**Work to do:** Comb through the entries for "OSWALDO" and pull out each line that holds it.

**Dataset entries:**
Start

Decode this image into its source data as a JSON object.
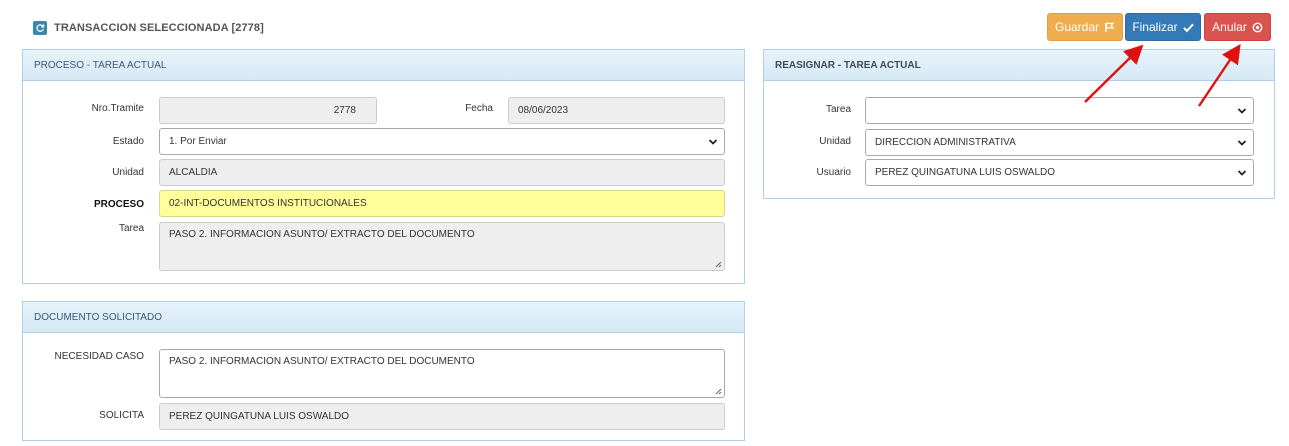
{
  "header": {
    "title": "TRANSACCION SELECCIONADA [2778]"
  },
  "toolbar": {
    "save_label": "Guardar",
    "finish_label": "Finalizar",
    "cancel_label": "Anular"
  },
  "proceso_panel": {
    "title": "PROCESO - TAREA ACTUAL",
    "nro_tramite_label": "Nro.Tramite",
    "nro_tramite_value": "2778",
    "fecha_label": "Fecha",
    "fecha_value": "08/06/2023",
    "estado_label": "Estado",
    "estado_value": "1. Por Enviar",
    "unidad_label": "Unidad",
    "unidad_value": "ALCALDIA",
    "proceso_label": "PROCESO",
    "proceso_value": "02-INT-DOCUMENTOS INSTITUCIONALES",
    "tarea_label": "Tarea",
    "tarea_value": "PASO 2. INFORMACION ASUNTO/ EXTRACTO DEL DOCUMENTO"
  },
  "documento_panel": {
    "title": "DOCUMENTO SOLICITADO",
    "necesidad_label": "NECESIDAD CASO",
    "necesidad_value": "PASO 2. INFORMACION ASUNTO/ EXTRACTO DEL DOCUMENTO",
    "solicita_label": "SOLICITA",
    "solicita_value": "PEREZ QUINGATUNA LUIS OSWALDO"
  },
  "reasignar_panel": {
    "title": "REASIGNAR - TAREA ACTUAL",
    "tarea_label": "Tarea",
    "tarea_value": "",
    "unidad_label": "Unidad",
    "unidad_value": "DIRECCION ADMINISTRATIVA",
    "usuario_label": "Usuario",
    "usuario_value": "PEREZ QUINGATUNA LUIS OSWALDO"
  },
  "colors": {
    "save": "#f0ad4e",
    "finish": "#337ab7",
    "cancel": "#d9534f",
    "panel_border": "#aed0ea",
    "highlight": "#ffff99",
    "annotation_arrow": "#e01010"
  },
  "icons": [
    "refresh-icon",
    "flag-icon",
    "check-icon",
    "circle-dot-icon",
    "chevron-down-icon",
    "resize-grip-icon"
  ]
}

End

**Complete answer:**
    "solicita_value": "PEREZ QUINGATUNA LUIS OSWALDO"
    "usuario_value": "PEREZ QUINGATUNA LUIS OSWALDO"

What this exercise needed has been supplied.